- What to work on -
Scan the listing below and copy every line holding "Affordable".

- Data for this exercise -
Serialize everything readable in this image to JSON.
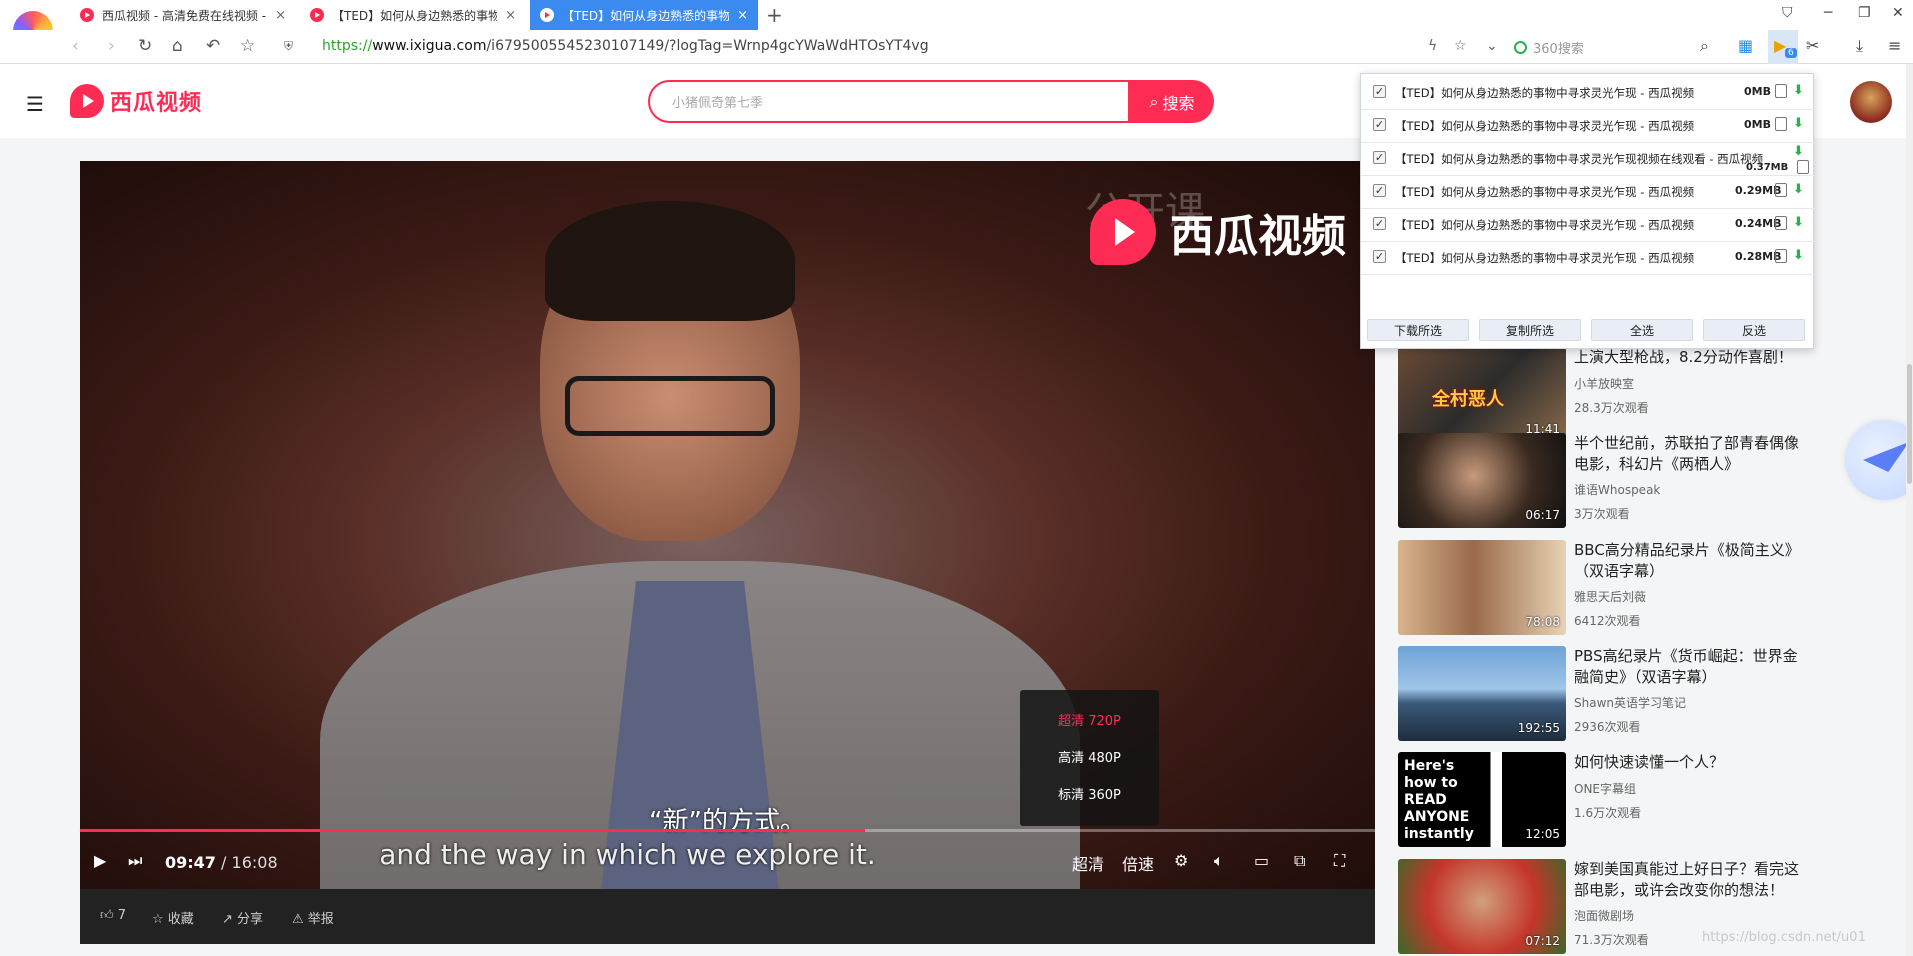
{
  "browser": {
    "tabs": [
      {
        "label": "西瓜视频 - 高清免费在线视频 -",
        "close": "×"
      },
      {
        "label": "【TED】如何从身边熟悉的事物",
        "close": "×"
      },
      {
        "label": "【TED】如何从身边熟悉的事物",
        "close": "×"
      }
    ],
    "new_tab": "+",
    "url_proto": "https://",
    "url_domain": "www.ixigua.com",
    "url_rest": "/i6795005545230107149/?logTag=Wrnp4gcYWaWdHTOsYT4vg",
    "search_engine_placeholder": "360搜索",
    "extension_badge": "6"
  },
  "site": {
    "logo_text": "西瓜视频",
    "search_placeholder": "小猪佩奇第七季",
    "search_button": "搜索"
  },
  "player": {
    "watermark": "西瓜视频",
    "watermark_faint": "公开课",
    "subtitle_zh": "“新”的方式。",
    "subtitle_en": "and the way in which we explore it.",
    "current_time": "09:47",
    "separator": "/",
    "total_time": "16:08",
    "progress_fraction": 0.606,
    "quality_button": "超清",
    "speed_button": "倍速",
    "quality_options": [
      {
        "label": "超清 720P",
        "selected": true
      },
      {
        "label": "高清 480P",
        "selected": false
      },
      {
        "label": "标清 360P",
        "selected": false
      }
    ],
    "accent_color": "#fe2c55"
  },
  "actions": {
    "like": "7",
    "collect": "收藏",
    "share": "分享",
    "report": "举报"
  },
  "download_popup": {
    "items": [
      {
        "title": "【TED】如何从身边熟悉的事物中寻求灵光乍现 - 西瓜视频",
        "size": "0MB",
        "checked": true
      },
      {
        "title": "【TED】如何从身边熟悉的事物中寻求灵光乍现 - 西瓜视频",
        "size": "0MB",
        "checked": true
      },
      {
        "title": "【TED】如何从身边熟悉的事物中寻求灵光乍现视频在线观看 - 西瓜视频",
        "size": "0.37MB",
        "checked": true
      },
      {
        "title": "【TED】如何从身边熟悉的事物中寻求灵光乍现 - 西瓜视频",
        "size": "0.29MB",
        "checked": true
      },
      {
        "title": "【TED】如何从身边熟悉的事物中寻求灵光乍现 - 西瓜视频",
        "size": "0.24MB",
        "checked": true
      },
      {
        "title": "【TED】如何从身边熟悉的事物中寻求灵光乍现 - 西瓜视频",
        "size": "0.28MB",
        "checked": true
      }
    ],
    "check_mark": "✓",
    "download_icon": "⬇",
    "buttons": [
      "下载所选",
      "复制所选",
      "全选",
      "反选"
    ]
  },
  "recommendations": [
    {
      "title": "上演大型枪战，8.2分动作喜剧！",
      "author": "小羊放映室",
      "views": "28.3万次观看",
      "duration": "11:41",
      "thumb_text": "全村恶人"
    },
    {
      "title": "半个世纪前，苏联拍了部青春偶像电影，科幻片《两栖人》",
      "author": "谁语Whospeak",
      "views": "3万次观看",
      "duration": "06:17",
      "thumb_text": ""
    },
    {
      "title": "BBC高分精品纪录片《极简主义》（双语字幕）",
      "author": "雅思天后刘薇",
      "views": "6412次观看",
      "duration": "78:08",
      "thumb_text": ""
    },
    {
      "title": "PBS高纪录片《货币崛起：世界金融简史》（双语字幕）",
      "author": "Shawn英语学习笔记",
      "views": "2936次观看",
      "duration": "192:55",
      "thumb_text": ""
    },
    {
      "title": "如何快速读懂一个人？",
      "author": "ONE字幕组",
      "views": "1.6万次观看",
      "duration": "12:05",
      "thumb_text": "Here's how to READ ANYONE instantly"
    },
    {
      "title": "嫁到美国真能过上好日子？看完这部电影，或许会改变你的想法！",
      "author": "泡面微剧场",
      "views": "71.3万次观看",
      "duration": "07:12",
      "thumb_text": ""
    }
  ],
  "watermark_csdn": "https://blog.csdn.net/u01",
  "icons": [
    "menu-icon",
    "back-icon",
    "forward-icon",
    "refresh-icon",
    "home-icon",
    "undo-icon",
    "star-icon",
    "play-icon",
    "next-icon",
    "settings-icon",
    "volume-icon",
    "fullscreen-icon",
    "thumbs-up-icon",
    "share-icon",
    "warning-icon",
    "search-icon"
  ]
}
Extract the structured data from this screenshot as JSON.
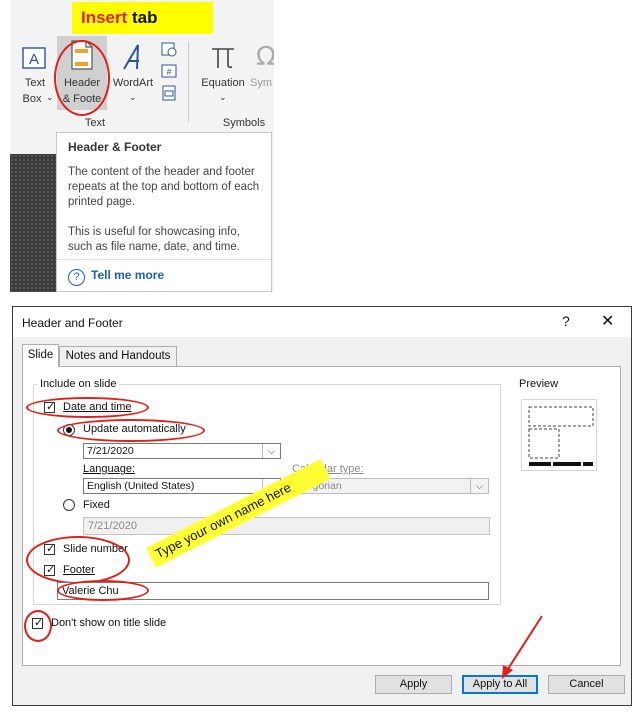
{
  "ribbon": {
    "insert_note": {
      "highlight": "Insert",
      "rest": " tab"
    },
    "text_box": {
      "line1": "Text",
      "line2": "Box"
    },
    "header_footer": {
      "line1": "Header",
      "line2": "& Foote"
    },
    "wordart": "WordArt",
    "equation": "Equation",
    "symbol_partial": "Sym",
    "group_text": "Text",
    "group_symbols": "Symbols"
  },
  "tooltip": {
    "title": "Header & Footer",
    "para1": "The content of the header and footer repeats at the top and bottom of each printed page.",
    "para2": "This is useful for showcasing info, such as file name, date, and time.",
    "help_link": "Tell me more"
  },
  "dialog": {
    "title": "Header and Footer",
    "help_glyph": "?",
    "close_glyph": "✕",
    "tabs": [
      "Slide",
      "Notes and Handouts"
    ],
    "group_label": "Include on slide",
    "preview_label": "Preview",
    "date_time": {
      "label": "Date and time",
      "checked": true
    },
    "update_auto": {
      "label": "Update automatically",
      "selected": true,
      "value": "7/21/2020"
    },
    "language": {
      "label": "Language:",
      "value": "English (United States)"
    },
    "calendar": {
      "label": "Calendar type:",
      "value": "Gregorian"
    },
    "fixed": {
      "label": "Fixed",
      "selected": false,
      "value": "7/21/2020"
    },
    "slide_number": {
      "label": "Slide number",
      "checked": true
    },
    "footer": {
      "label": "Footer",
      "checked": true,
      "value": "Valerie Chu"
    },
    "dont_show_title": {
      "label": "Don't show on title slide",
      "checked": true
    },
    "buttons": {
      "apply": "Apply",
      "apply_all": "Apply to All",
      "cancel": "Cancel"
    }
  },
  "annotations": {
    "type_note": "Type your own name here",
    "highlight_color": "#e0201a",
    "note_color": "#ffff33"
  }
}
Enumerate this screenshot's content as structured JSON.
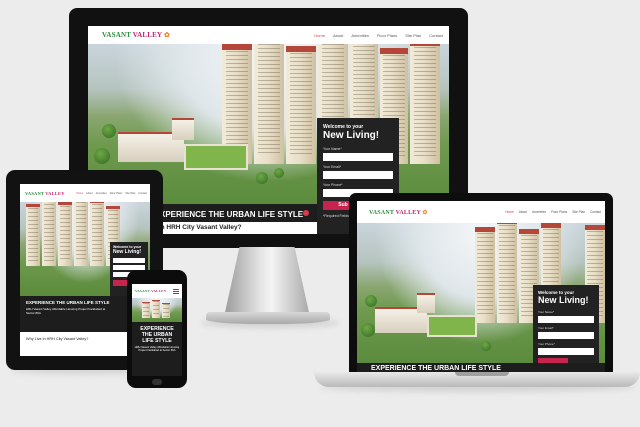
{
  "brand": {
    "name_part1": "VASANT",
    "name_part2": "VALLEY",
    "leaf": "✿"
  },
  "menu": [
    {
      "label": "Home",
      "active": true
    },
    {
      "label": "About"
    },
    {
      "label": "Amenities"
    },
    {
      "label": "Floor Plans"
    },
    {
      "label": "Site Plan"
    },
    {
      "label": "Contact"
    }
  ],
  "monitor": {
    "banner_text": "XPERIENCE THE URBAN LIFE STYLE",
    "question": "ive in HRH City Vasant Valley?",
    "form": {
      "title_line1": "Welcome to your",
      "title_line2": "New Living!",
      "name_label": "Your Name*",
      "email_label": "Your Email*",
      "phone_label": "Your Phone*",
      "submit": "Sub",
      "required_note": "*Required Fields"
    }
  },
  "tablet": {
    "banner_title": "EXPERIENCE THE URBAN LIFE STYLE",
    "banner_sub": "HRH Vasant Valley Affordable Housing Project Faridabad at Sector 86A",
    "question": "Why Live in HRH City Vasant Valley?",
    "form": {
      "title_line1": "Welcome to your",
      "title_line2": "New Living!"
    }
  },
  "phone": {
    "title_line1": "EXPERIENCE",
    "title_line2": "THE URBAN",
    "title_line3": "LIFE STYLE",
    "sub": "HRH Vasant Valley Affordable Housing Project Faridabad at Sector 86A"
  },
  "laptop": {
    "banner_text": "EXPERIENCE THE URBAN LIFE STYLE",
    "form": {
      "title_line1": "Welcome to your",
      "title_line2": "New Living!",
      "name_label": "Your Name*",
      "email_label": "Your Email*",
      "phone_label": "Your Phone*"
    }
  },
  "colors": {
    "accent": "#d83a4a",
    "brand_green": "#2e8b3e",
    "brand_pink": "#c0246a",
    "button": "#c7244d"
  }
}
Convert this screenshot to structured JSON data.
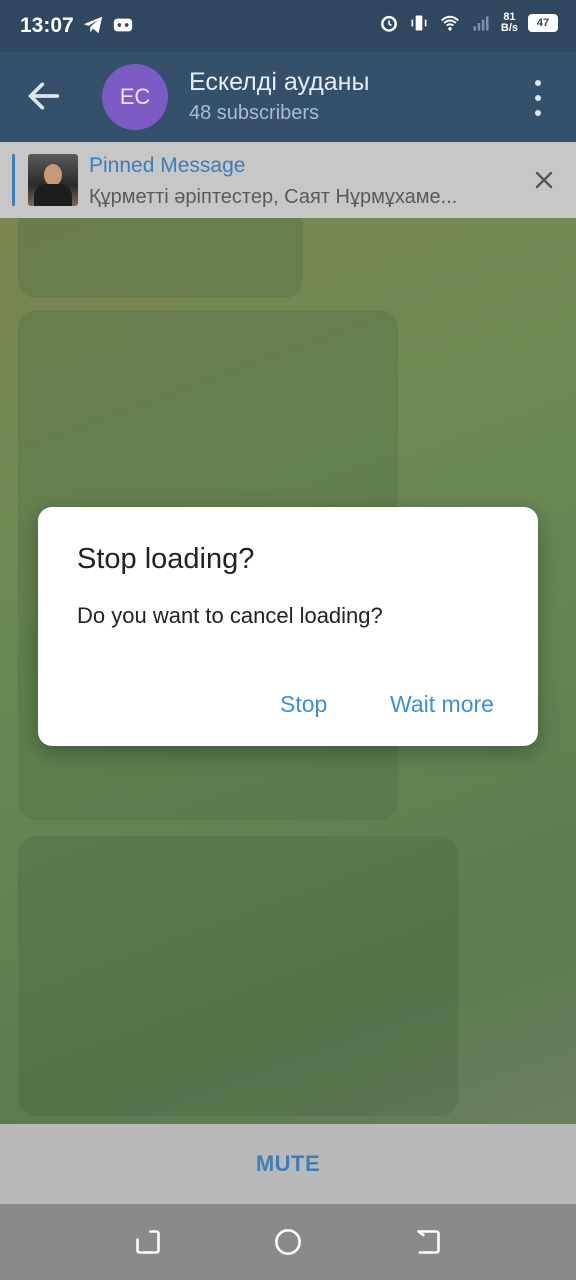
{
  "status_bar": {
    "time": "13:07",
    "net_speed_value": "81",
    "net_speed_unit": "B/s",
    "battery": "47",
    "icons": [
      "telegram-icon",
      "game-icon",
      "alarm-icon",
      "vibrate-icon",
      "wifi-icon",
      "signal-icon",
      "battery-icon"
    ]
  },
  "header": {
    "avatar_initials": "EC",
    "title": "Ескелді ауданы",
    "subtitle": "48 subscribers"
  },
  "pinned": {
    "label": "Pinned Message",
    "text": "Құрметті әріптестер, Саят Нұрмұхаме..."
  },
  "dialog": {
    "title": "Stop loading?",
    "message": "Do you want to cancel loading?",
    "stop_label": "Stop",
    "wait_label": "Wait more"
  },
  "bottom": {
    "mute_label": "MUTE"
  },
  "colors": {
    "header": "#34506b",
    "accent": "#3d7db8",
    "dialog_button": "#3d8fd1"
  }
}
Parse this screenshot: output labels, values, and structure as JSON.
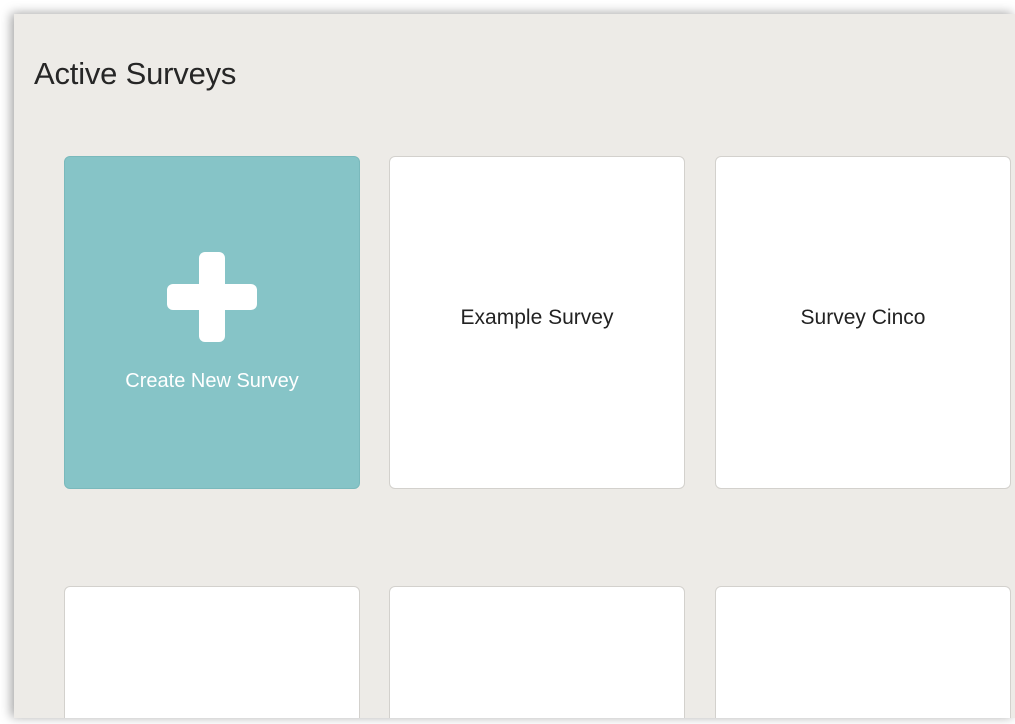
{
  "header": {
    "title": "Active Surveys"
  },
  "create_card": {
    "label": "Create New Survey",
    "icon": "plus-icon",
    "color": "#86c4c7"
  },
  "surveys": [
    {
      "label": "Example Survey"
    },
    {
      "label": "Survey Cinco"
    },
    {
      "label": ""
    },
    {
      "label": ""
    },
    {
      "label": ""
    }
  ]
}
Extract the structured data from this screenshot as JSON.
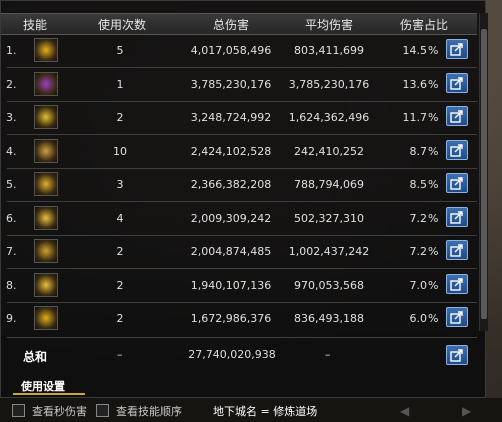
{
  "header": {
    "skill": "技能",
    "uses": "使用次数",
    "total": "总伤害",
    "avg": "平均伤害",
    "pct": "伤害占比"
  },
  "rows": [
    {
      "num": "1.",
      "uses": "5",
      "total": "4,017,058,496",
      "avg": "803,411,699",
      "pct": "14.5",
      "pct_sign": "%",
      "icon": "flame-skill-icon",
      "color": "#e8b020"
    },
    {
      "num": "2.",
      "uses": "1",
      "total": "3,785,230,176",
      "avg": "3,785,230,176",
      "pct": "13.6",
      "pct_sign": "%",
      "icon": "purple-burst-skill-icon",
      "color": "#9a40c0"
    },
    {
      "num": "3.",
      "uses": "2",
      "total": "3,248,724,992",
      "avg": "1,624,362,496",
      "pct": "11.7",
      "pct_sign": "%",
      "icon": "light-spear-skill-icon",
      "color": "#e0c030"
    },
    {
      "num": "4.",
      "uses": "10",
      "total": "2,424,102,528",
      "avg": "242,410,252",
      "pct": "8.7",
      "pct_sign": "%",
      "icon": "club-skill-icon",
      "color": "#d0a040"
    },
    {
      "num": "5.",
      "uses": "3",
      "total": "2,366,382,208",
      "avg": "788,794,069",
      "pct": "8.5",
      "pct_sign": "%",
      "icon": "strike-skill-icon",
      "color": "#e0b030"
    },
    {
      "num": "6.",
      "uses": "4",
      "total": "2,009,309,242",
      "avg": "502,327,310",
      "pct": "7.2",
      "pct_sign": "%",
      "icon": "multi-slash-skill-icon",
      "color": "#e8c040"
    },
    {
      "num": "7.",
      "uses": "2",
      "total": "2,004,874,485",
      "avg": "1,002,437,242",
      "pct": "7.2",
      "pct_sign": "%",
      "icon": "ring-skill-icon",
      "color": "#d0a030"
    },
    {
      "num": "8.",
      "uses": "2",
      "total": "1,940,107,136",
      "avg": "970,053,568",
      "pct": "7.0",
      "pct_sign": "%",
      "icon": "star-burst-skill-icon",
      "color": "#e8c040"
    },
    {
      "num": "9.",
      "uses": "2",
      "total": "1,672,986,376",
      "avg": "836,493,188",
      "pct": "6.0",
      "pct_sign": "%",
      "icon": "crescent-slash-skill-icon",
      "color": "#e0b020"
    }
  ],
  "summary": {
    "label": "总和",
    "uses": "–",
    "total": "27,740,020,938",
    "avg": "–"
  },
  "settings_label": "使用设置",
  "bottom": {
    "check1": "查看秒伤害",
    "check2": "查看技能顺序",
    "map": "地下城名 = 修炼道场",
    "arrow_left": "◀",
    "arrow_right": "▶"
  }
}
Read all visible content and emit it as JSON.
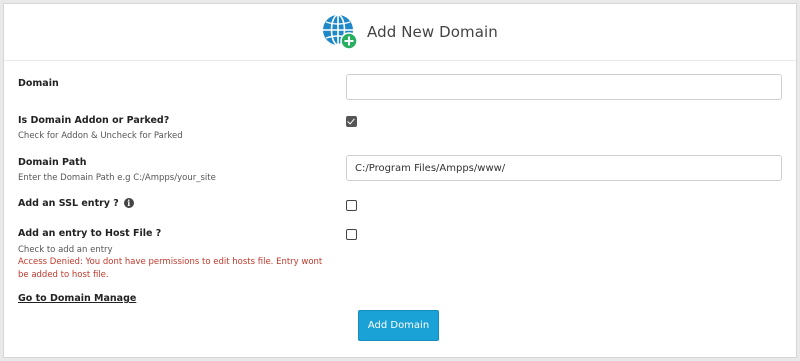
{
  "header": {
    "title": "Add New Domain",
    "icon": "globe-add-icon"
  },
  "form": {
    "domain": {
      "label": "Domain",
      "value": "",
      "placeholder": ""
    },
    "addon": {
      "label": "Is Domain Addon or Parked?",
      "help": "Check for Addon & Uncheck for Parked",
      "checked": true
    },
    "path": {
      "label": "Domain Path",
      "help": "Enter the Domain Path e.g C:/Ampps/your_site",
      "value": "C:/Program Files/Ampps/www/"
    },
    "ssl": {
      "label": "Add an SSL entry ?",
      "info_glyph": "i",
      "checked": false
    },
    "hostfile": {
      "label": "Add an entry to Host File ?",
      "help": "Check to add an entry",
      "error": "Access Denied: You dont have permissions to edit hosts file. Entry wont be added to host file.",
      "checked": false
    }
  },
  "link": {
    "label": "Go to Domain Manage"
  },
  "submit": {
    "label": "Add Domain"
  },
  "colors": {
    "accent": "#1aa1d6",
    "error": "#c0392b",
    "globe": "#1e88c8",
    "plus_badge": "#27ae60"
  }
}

- Expected output -
    "banner_sub": "HRH Vasant Valley Affordable Housing Project Faridabad at Sector 86A",
    "sub": "HRH Vasant Valley Affordable Housing Project Faridabad at Sector 86A"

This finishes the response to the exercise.